__Goal of the exercise__. Restate the records that follow word for word; no pictures should appear.
* START Input for this task *
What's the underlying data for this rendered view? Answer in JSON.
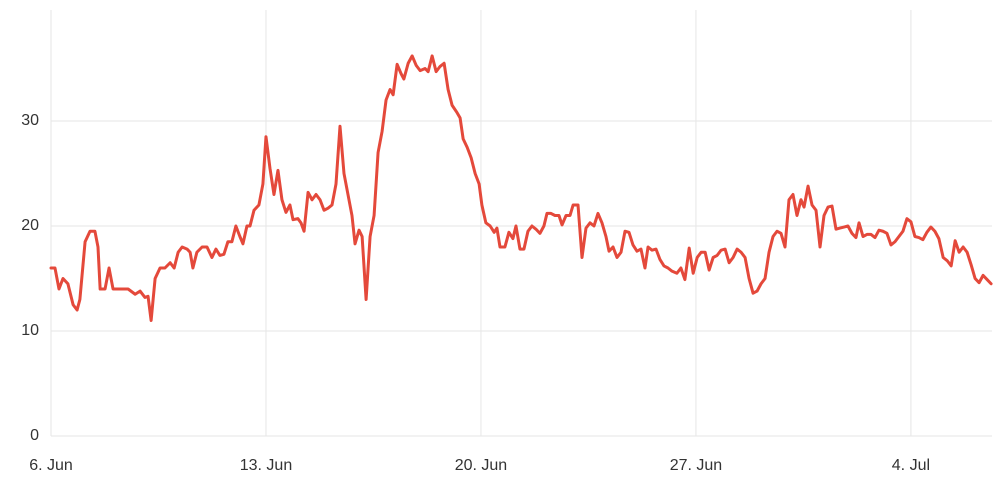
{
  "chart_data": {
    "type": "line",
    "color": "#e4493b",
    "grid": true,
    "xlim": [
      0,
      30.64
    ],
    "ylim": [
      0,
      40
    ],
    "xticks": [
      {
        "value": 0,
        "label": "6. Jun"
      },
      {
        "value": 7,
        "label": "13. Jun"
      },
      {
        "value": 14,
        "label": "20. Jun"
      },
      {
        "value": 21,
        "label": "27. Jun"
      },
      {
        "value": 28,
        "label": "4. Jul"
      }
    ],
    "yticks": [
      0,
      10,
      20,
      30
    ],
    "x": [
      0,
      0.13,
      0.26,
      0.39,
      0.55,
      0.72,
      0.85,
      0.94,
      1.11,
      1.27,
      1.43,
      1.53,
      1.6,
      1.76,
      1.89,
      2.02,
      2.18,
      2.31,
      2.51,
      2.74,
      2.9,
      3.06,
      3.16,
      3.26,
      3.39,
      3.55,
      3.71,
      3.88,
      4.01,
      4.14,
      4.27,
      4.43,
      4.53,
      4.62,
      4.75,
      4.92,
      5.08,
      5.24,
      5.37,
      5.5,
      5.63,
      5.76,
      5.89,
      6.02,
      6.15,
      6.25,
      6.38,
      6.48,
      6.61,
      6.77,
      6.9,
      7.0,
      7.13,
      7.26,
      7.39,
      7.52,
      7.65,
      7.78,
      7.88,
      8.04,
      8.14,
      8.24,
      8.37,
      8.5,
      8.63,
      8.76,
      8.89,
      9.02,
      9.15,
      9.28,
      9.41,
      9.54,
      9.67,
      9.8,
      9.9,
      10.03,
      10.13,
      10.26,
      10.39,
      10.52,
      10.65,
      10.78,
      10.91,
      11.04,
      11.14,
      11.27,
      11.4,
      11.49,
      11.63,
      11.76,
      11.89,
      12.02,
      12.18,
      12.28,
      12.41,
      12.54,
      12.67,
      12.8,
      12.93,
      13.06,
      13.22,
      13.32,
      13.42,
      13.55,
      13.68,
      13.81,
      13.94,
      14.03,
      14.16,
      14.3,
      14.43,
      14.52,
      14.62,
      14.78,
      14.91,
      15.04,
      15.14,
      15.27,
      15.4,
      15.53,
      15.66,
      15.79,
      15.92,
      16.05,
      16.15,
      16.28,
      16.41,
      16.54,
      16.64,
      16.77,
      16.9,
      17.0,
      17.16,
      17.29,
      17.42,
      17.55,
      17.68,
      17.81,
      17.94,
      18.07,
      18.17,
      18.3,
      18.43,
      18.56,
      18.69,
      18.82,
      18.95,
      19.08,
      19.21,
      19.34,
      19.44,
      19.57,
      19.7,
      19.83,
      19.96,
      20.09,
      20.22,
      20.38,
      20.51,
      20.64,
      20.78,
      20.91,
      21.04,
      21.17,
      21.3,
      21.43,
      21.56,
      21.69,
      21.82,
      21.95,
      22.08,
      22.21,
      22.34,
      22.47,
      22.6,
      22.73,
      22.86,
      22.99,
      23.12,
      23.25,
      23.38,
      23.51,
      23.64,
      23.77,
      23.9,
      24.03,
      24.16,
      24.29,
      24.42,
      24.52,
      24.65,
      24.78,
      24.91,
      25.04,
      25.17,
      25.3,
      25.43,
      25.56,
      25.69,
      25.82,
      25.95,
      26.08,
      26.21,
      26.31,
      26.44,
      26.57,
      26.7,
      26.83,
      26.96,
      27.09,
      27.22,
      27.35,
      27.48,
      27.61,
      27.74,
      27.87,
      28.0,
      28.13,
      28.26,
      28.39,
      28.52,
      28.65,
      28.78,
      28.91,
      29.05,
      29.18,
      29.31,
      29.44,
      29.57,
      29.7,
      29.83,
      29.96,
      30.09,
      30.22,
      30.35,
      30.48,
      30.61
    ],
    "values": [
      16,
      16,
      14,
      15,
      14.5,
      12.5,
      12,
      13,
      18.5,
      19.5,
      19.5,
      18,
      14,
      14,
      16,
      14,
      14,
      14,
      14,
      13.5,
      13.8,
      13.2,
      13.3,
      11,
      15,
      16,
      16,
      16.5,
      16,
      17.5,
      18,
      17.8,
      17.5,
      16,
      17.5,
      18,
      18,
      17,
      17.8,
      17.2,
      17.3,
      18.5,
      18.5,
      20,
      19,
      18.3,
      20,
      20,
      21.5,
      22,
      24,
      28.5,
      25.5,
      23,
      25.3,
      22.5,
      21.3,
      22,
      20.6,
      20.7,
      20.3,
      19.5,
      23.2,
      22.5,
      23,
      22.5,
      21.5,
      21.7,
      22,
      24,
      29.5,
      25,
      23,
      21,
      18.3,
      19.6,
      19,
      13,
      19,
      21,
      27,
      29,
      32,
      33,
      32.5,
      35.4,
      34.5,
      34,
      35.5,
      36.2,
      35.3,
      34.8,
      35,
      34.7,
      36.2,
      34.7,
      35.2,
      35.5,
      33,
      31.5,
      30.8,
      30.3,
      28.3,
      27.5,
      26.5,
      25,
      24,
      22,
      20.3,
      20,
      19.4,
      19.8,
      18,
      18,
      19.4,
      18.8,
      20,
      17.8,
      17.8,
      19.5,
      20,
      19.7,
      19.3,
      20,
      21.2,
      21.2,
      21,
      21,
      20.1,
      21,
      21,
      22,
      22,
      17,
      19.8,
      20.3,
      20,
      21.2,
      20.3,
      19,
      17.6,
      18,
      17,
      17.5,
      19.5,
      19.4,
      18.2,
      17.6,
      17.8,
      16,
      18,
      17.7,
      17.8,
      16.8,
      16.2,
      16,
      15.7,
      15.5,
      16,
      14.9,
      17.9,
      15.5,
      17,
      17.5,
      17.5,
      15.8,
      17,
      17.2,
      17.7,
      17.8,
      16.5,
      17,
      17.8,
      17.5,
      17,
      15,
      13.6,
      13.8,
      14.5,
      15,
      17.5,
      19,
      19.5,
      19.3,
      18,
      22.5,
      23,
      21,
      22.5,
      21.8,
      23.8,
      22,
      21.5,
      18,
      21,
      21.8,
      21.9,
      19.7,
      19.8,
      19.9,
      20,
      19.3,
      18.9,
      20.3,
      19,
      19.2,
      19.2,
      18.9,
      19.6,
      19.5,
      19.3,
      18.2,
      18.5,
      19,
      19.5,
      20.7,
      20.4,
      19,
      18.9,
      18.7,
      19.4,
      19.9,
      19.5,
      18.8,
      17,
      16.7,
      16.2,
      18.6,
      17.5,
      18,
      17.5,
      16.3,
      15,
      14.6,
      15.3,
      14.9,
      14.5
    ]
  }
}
* END Input for this task *
__Output below__.
What's the underlying data for this rendered view? Answer in JSON.
{
  "chart_data": {
    "type": "line",
    "color": "#e4493b",
    "grid": true,
    "xlim": [
      0,
      30.64
    ],
    "ylim": [
      0,
      40
    ],
    "xticks": [
      {
        "value": 0,
        "label": "6. Jun"
      },
      {
        "value": 7,
        "label": "13. Jun"
      },
      {
        "value": 14,
        "label": "20. Jun"
      },
      {
        "value": 21,
        "label": "27. Jun"
      },
      {
        "value": 28,
        "label": "4. Jul"
      }
    ],
    "yticks": [
      0,
      10,
      20,
      30
    ],
    "x": [
      0,
      0.13,
      0.26,
      0.39,
      0.55,
      0.72,
      0.85,
      0.94,
      1.11,
      1.27,
      1.43,
      1.53,
      1.6,
      1.76,
      1.89,
      2.02,
      2.18,
      2.31,
      2.51,
      2.74,
      2.9,
      3.06,
      3.16,
      3.26,
      3.39,
      3.55,
      3.71,
      3.88,
      4.01,
      4.14,
      4.27,
      4.43,
      4.53,
      4.62,
      4.75,
      4.92,
      5.08,
      5.24,
      5.37,
      5.5,
      5.63,
      5.76,
      5.89,
      6.02,
      6.15,
      6.25,
      6.38,
      6.48,
      6.61,
      6.77,
      6.9,
      7.0,
      7.13,
      7.26,
      7.39,
      7.52,
      7.65,
      7.78,
      7.88,
      8.04,
      8.14,
      8.24,
      8.37,
      8.5,
      8.63,
      8.76,
      8.89,
      9.02,
      9.15,
      9.28,
      9.41,
      9.54,
      9.67,
      9.8,
      9.9,
      10.03,
      10.13,
      10.26,
      10.39,
      10.52,
      10.65,
      10.78,
      10.91,
      11.04,
      11.14,
      11.27,
      11.4,
      11.49,
      11.63,
      11.76,
      11.89,
      12.02,
      12.18,
      12.28,
      12.41,
      12.54,
      12.67,
      12.8,
      12.93,
      13.06,
      13.22,
      13.32,
      13.42,
      13.55,
      13.68,
      13.81,
      13.94,
      14.03,
      14.16,
      14.3,
      14.43,
      14.52,
      14.62,
      14.78,
      14.91,
      15.04,
      15.14,
      15.27,
      15.4,
      15.53,
      15.66,
      15.79,
      15.92,
      16.05,
      16.15,
      16.28,
      16.41,
      16.54,
      16.64,
      16.77,
      16.9,
      17.0,
      17.16,
      17.29,
      17.42,
      17.55,
      17.68,
      17.81,
      17.94,
      18.07,
      18.17,
      18.3,
      18.43,
      18.56,
      18.69,
      18.82,
      18.95,
      19.08,
      19.21,
      19.34,
      19.44,
      19.57,
      19.7,
      19.83,
      19.96,
      20.09,
      20.22,
      20.38,
      20.51,
      20.64,
      20.78,
      20.91,
      21.04,
      21.17,
      21.3,
      21.43,
      21.56,
      21.69,
      21.82,
      21.95,
      22.08,
      22.21,
      22.34,
      22.47,
      22.6,
      22.73,
      22.86,
      22.99,
      23.12,
      23.25,
      23.38,
      23.51,
      23.64,
      23.77,
      23.9,
      24.03,
      24.16,
      24.29,
      24.42,
      24.52,
      24.65,
      24.78,
      24.91,
      25.04,
      25.17,
      25.3,
      25.43,
      25.56,
      25.69,
      25.82,
      25.95,
      26.08,
      26.21,
      26.31,
      26.44,
      26.57,
      26.7,
      26.83,
      26.96,
      27.09,
      27.22,
      27.35,
      27.48,
      27.61,
      27.74,
      27.87,
      28.0,
      28.13,
      28.26,
      28.39,
      28.52,
      28.65,
      28.78,
      28.91,
      29.05,
      29.18,
      29.31,
      29.44,
      29.57,
      29.7,
      29.83,
      29.96,
      30.09,
      30.22,
      30.35,
      30.48,
      30.61
    ],
    "values": [
      16,
      16,
      14,
      15,
      14.5,
      12.5,
      12,
      13,
      18.5,
      19.5,
      19.5,
      18,
      14,
      14,
      16,
      14,
      14,
      14,
      14,
      13.5,
      13.8,
      13.2,
      13.3,
      11,
      15,
      16,
      16,
      16.5,
      16,
      17.5,
      18,
      17.8,
      17.5,
      16,
      17.5,
      18,
      18,
      17,
      17.8,
      17.2,
      17.3,
      18.5,
      18.5,
      20,
      19,
      18.3,
      20,
      20,
      21.5,
      22,
      24,
      28.5,
      25.5,
      23,
      25.3,
      22.5,
      21.3,
      22,
      20.6,
      20.7,
      20.3,
      19.5,
      23.2,
      22.5,
      23,
      22.5,
      21.5,
      21.7,
      22,
      24,
      29.5,
      25,
      23,
      21,
      18.3,
      19.6,
      19,
      13,
      19,
      21,
      27,
      29,
      32,
      33,
      32.5,
      35.4,
      34.5,
      34,
      35.5,
      36.2,
      35.3,
      34.8,
      35,
      34.7,
      36.2,
      34.7,
      35.2,
      35.5,
      33,
      31.5,
      30.8,
      30.3,
      28.3,
      27.5,
      26.5,
      25,
      24,
      22,
      20.3,
      20,
      19.4,
      19.8,
      18,
      18,
      19.4,
      18.8,
      20,
      17.8,
      17.8,
      19.5,
      20,
      19.7,
      19.3,
      20,
      21.2,
      21.2,
      21,
      21,
      20.1,
      21,
      21,
      22,
      22,
      17,
      19.8,
      20.3,
      20,
      21.2,
      20.3,
      19,
      17.6,
      18,
      17,
      17.5,
      19.5,
      19.4,
      18.2,
      17.6,
      17.8,
      16,
      18,
      17.7,
      17.8,
      16.8,
      16.2,
      16,
      15.7,
      15.5,
      16,
      14.9,
      17.9,
      15.5,
      17,
      17.5,
      17.5,
      15.8,
      17,
      17.2,
      17.7,
      17.8,
      16.5,
      17,
      17.8,
      17.5,
      17,
      15,
      13.6,
      13.8,
      14.5,
      15,
      17.5,
      19,
      19.5,
      19.3,
      18,
      22.5,
      23,
      21,
      22.5,
      21.8,
      23.8,
      22,
      21.5,
      18,
      21,
      21.8,
      21.9,
      19.7,
      19.8,
      19.9,
      20,
      19.3,
      18.9,
      20.3,
      19,
      19.2,
      19.2,
      18.9,
      19.6,
      19.5,
      19.3,
      18.2,
      18.5,
      19,
      19.5,
      20.7,
      20.4,
      19,
      18.9,
      18.7,
      19.4,
      19.9,
      19.5,
      18.8,
      17,
      16.7,
      16.2,
      18.6,
      17.5,
      18,
      17.5,
      16.3,
      15,
      14.6,
      15.3,
      14.9,
      14.5
    ]
  }
}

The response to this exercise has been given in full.